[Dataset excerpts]

○ ○ ○ ○ ○ ○ ○

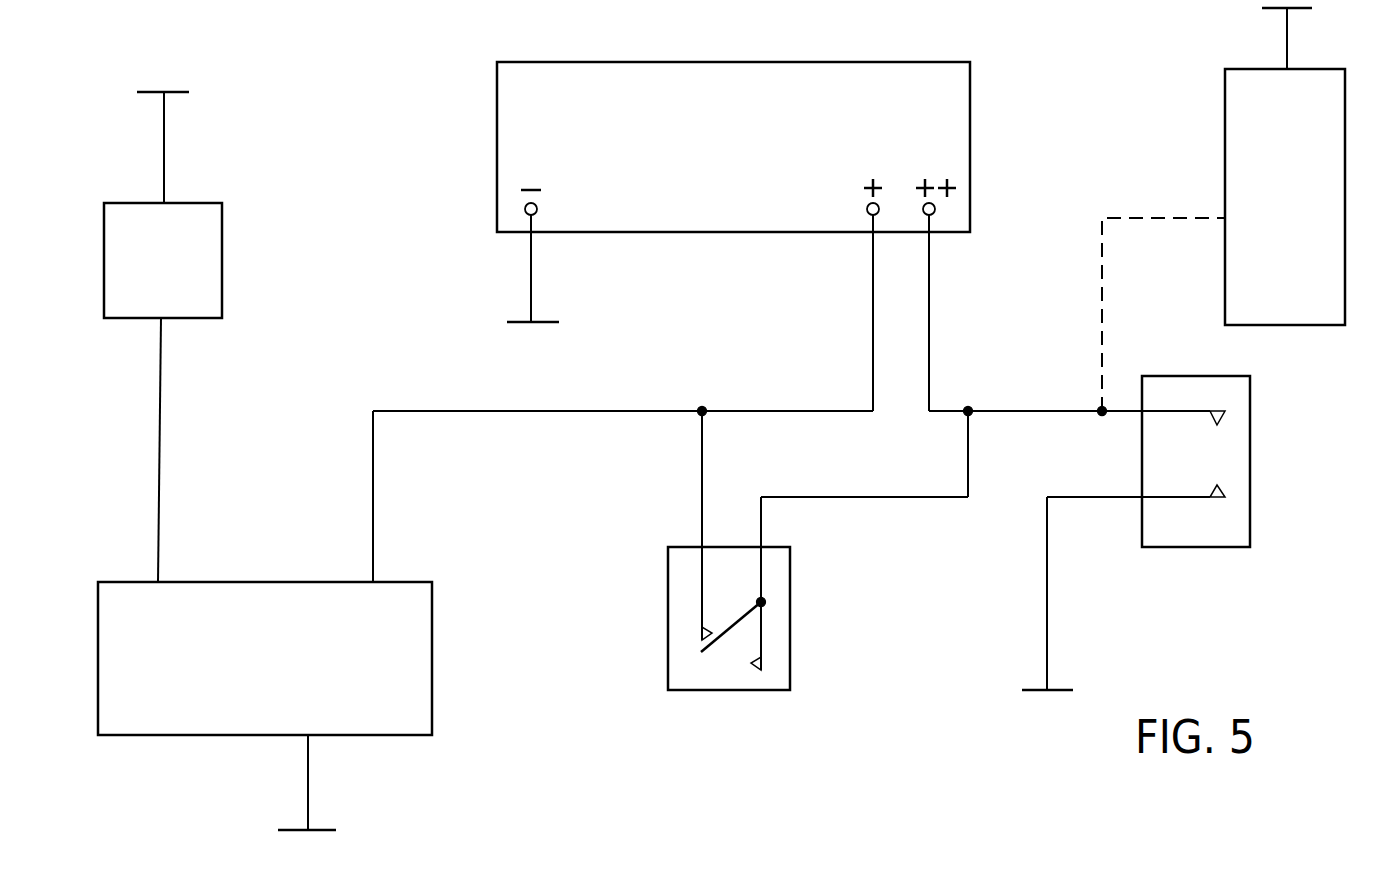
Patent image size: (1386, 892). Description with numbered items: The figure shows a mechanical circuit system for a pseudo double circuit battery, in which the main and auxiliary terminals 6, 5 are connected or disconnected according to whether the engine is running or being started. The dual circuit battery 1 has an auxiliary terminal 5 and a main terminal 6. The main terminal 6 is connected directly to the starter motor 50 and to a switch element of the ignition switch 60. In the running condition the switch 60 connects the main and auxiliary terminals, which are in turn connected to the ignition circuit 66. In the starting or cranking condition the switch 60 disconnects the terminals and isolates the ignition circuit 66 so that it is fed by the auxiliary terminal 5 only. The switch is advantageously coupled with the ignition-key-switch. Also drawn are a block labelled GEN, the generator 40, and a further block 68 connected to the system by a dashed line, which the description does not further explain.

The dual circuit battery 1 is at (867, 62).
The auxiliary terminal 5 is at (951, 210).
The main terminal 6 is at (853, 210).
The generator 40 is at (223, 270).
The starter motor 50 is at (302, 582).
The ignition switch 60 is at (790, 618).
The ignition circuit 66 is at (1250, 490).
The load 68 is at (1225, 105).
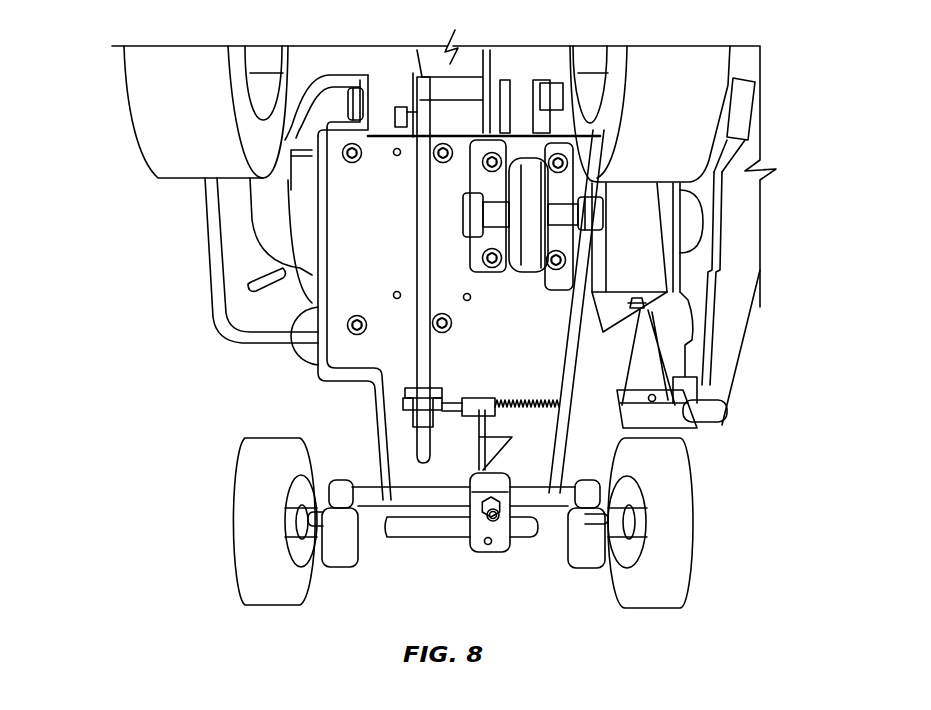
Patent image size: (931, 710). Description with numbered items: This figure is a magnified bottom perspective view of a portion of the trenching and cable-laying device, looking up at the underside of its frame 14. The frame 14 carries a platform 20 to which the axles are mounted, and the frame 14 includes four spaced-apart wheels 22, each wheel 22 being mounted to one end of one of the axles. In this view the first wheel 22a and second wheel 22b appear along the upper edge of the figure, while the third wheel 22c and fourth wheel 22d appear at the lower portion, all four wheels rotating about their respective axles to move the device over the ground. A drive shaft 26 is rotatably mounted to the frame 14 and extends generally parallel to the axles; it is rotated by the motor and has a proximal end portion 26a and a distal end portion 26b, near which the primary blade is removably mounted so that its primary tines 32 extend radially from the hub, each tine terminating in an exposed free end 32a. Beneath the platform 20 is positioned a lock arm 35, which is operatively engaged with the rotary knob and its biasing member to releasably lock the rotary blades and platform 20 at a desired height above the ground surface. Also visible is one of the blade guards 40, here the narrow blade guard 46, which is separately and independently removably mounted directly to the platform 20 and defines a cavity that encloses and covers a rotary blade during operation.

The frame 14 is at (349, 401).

○ ○ ○ ○ ○ ○ ○

→ What you have to do
Reproduce all of the data above word for word, leaving out the pictures.

→ Solution
Patent image size: (1386, 892). Description with numbered items: The figure shows a mechanical circuit system for a pseudo double circuit battery, in which the main and auxiliary terminals 6, 5 are connected or disconnected according to whether the engine is running or being started. The dual circuit battery 1 has an auxiliary terminal 5 and a main terminal 6. The main terminal 6 is connected directly to the starter motor 50 and to a switch element of the ignition switch 60. In the running condition the switch 60 connects the main and auxiliary terminals, which are in turn connected to the ignition circuit 66. In the starting or cranking condition the switch 60 disconnects the terminals and isolates the ignition circuit 66 so that it is fed by the auxiliary terminal 5 only. The switch is advantageously coupled with the ignition-key-switch. Also drawn are a block labelled GEN, the generator 40, and a further block 68 connected to the system by a dashed line, which the description does not further explain.

The dual circuit battery 1 is at (867, 62).
The auxiliary terminal 5 is at (951, 210).
The main terminal 6 is at (853, 210).
The generator 40 is at (223, 270).
The starter motor 50 is at (302, 582).
The ignition switch 60 is at (790, 618).
The ignition circuit 66 is at (1250, 490).
The load 68 is at (1225, 105).
Patent image size: (931, 710). Description with numbered items: This figure is a magnified bottom perspective view of a portion of the trenching and cable-laying device, looking up at the underside of its frame 14. The frame 14 carries a platform 20 to which the axles are mounted, and the frame 14 includes four spaced-apart wheels 22, each wheel 22 being mounted to one end of one of the axles. In this view the first wheel 22a and second wheel 22b appear along the upper edge of the figure, while the third wheel 22c and fourth wheel 22d appear at the lower portion, all four wheels rotating about their respective axles to move the device over the ground. A drive shaft 26 is rotatably mounted to the frame 14 and extends generally parallel to the axles; it is rotated by the motor and has a proximal end portion 26a and a distal end portion 26b, near which the primary blade is removably mounted so that its primary tines 32 extend radially from the hub, each tine terminating in an exposed free end 32a. Beneath the platform 20 is positioned a lock arm 35, which is operatively engaged with the rotary knob and its biasing member to releasably lock the rotary blades and platform 20 at a desired height above the ground surface. Also visible is one of the blade guards 40, here the narrow blade guard 46, which is separately and independently removably mounted directly to the platform 20 and defines a cavity that encloses and covers a rotary blade during operation.

The frame 14 is at (349, 401).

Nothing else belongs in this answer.